-- Begin --

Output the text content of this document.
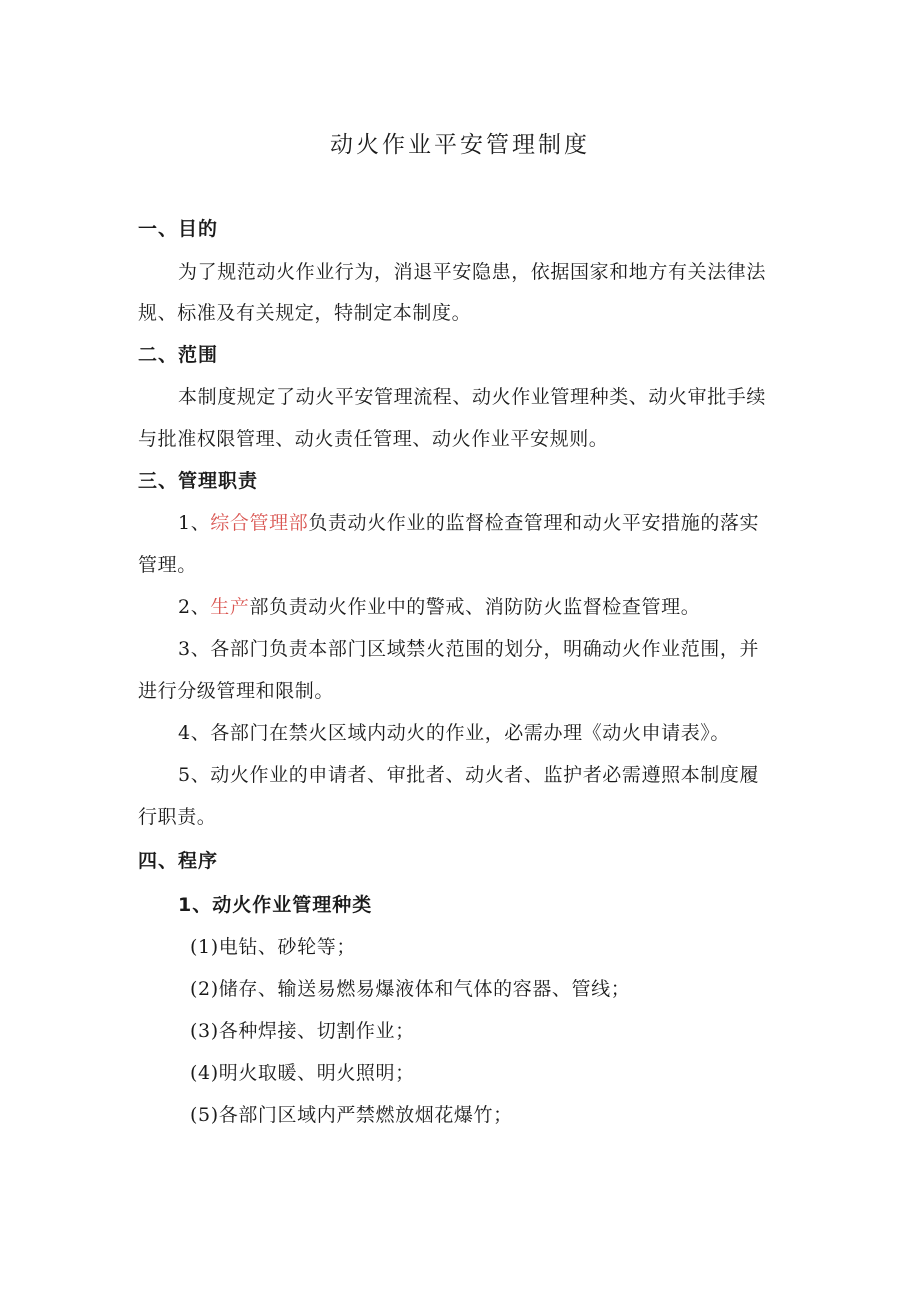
动火作业平安管理制度

一、目的

为了规范动火作业行为，消退平安隐患，依据国家和地方有关法律法

规、标准及有关规定，特制定本制度。

二、范围

本制度规定了动火平安管理流程、动火作业管理种类、动火审批手续

与批准权限管理、动火责任管理、动火作业平安规则。

三、管理职责

1、综合管理部负责动火作业的监督检查管理和动火平安措施的落实

管理。

2、生产部负责动火作业中的警戒、消防防火监督检查管理。

3、各部门负责本部门区域禁火范围的划分，明确动火作业范围，并

进行分级管理和限制。

4、各部门在禁火区域内动火的作业，必需办理《动火申请表》。

5、动火作业的申请者、审批者、动火者、监护者必需遵照本制度履

行职责。

四、程序

1、动火作业管理种类

(1)电钻、砂轮等；

(2)储存、输送易燃易爆液体和气体的容器、管线；

(3)各种焊接、切割作业；

(4)明火取暖、明火照明；

(5)各部门区域内严禁燃放烟花爆竹；
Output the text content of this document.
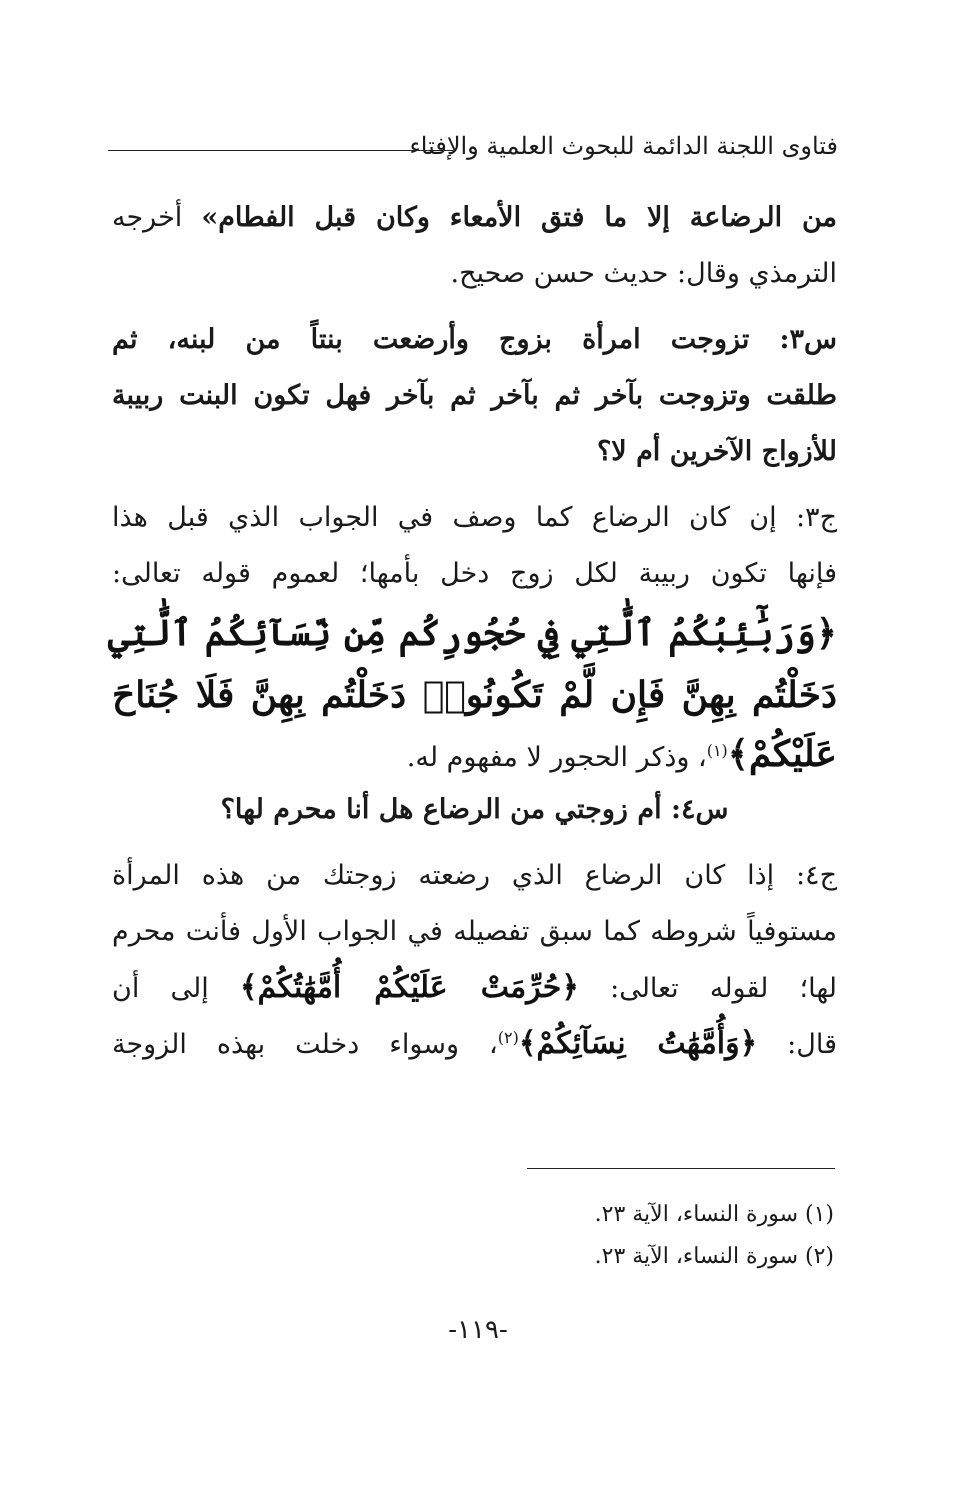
فتاوى اللجنة الدائمة للبحوث العلمية والإفتاء
من الرضاعة إلا ما فتق الأمعاء وكان قبل الفطام» أخرجه
الترمذي وقال: حديث حسن صحيح.
س٣: تزوجت امرأة بزوج وأرضعت بنتاً من لبنه، ثم
طلقت وتزوجت بآخر ثم بآخر ثم بآخر فهل تكون البنت ربيبة
للأزواج الآخرين أم لا؟
ج٣: إن كان الرضاع كما وصف في الجواب الذي قبل هذا
فإنها تكون ربيبة لكل زوج دخل بأمها؛ لعموم قوله تعالى:
﴿وَرَبَٰٓئِبُكُمُ ٱلَّٰتِي فِي حُجُورِكُم مِّن نِّسَآئِكُمُ ٱلَّٰتِي
دَخَلْتُم بِهِنَّ فَإِن لَّمْ تَكُونُوا۟ دَخَلْتُم بِهِنَّ فَلَا جُنَاحَ
عَلَيْكُمْ﴾$^{(١)}$، وذكر الحجور لا مفهوم له.
س٤: أم زوجتي من الرضاع هل أنا محرم لها؟
ج٤: إذا كان الرضاع الذي رضعته زوجتك من هذه المرأة
مستوفياً شروطه كما سبق تفصيله في الجواب الأول فأنت محرم
لها؛ لقوله تعالى: ﴿حُرِّمَتْ عَلَيْكُمْ أُمَّهَٰتُكُمْ﴾ إلى أن
قال: ﴿وَأُمَّهَٰتُ نِسَآئِكُمْ﴾$^{(٢)}$، وسواء دخلت بهذه الزوجة
(١) سورة النساء، الآية ٢٣.
(٢) سورة النساء، الآية ٢٣.
-١١٩-
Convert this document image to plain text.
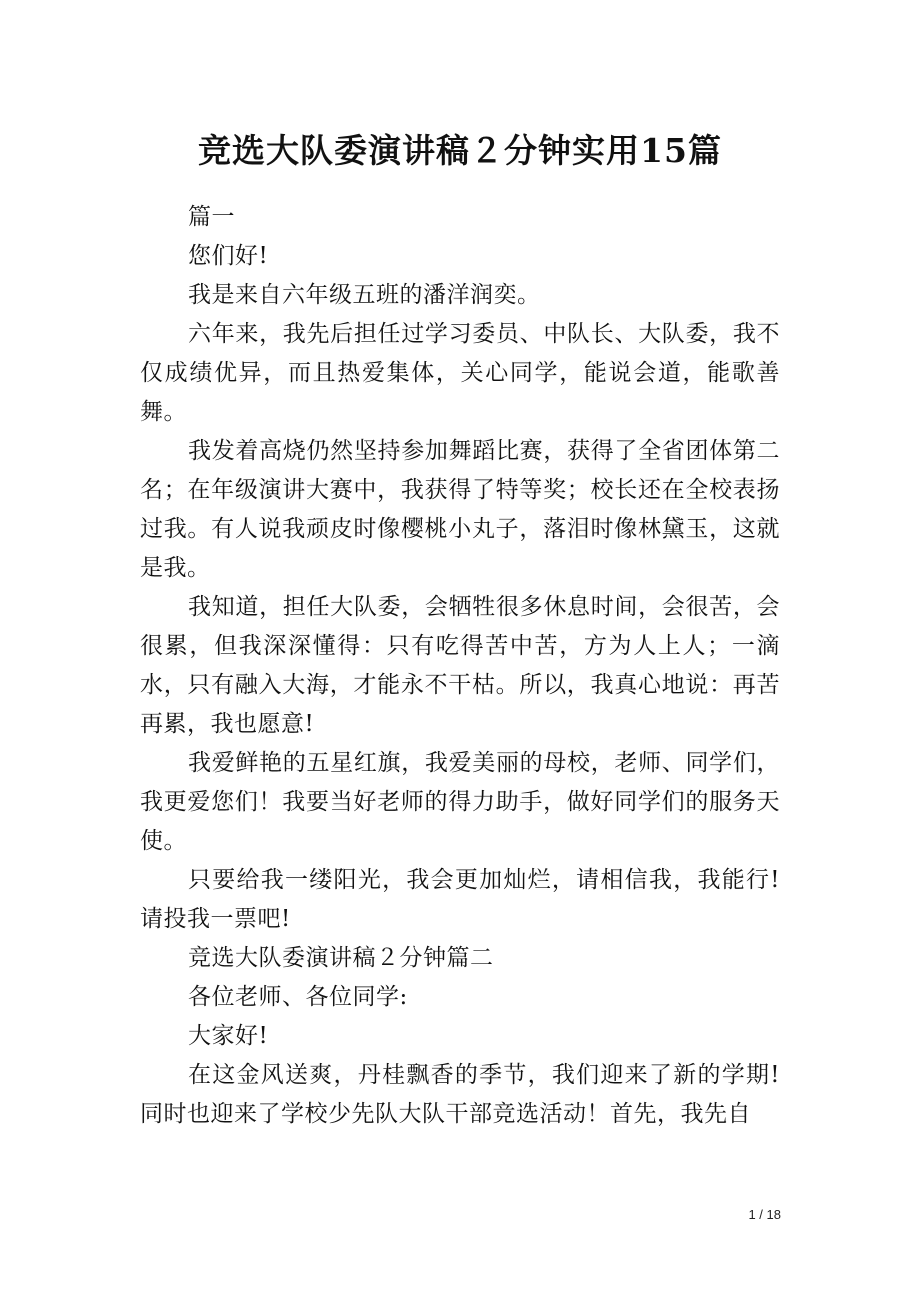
竞选大队委演讲稿２分钟实用15篇

篇一

您们好!

我是来自六年级五班的潘洋润奕。

六年来，我先后担任过学习委员、中队长、大队委，我不仅成绩优异，而且热爱集体，关心同学，能说会道，能歌善舞。

我发着高烧仍然坚持参加舞蹈比赛，获得了全省团体第二名；在年级演讲大赛中，我获得了特等奖；校长还在全校表扬过我。有人说我顽皮时像樱桃小丸子，落泪时像林黛玉，这就是我。

我知道，担任大队委，会牺牲很多休息时间，会很苦，会很累，但我深深懂得：只有吃得苦中苦，方为人上人；一滴水，只有融入大海，才能永不干枯。所以，我真心地说：再苦再累，我也愿意!

我爱鲜艳的五星红旗，我爱美丽的母校，老师、同学们，我更爱您们！我要当好老师的得力助手，做好同学们的服务天使。

只要给我一缕阳光，我会更加灿烂，请相信我，我能行!请投我一票吧!

竞选大队委演讲稿２分钟篇二

各位老师、各位同学:

大家好!

在这金风送爽，丹桂飘香的季节，我们迎来了新的学期!同时也迎来了学校少先队大队干部竞选活动！首先，我先自

1 / 18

-- End --

** Goal of the exercise **
All the records need to be repeated exactly, with the images dropped.

** Written answer **
Output the text content of this document.
动火作业平安管理制度

一、目的

为了规范动火作业行为，消退平安隐患，依据国家和地方有关法律法

规、标准及有关规定，特制定本制度。

二、范围

本制度规定了动火平安管理流程、动火作业管理种类、动火审批手续

与批准权限管理、动火责任管理、动火作业平安规则。

三、管理职责

1、综合管理部负责动火作业的监督检查管理和动火平安措施的落实

管理。

2、生产部负责动火作业中的警戒、消防防火监督检查管理。

3、各部门负责本部门区域禁火范围的划分，明确动火作业范围，并

进行分级管理和限制。

4、各部门在禁火区域内动火的作业，必需办理《动火申请表》。

5、动火作业的申请者、审批者、动火者、监护者必需遵照本制度履

行职责。

四、程序

1、动火作业管理种类

(1)电钻、砂轮等；

(2)储存、输送易燃易爆液体和气体的容器、管线；

(3)各种焊接、切割作业；

(4)明火取暖、明火照明；

(5)各部门区域内严禁燃放烟花爆竹；
Output the text content of this document.
فتاوى اللجنة الدائمة للبحوث العلمية والإفتاء
من الرضاعة إلا ما فتق الأمعاء وكان قبل الفطام» أخرجه
الترمذي وقال: حديث حسن صحيح.
س٣: تزوجت امرأة بزوج وأرضعت بنتاً من لبنه، ثم
طلقت وتزوجت بآخر ثم بآخر ثم بآخر فهل تكون البنت ربيبة
للأزواج الآخرين أم لا؟
ج٣: إن كان الرضاع كما وصف في الجواب الذي قبل هذا
فإنها تكون ربيبة لكل زوج دخل بأمها؛ لعموم قوله تعالى:
﴿وَرَبَٰٓئِبُكُمُ ٱلَّٰتِي فِي حُجُورِكُم مِّن نِّسَآئِكُمُ ٱلَّٰتِي
دَخَلْتُم بِهِنَّ فَإِن لَّمْ تَكُونُوا۟ دَخَلْتُم بِهِنَّ فَلَا جُنَاحَ
عَلَيْكُمْ﴾$^{(١)}$، وذكر الحجور لا مفهوم له.
س٤: أم زوجتي من الرضاع هل أنا محرم لها؟
ج٤: إذا كان الرضاع الذي رضعته زوجتك من هذه المرأة
مستوفياً شروطه كما سبق تفصيله في الجواب الأول فأنت محرم
لها؛ لقوله تعالى: ﴿حُرِّمَتْ عَلَيْكُمْ أُمَّهَٰتُكُمْ﴾ إلى أن
قال: ﴿وَأُمَّهَٰتُ نِسَآئِكُمْ﴾$^{(٢)}$، وسواء دخلت بهذه الزوجة
(١) سورة النساء، الآية ٢٣.
(٢) سورة النساء، الآية ٢٣.
-١١٩-
Convert this document image to plain text.
竞选大队委演讲稿２分钟实用15篇

篇一

您们好!

我是来自六年级五班的潘洋润奕。

六年来，我先后担任过学习委员、中队长、大队委，我不仅成绩优异，而且热爱集体，关心同学，能说会道，能歌善舞。

我发着高烧仍然坚持参加舞蹈比赛，获得了全省团体第二名；在年级演讲大赛中，我获得了特等奖；校长还在全校表扬过我。有人说我顽皮时像樱桃小丸子，落泪时像林黛玉，这就是我。

我知道，担任大队委，会牺牲很多休息时间，会很苦，会很累，但我深深懂得：只有吃得苦中苦，方为人上人；一滴水，只有融入大海，才能永不干枯。所以，我真心地说：再苦再累，我也愿意!

我爱鲜艳的五星红旗，我爱美丽的母校，老师、同学们，我更爱您们！我要当好老师的得力助手，做好同学们的服务天使。

只要给我一缕阳光，我会更加灿烂，请相信我，我能行!请投我一票吧!

竞选大队委演讲稿２分钟篇二

各位老师、各位同学:

大家好!

在这金风送爽，丹桂飘香的季节，我们迎来了新的学期!同时也迎来了学校少先队大队干部竞选活动！首先，我先自

1 / 18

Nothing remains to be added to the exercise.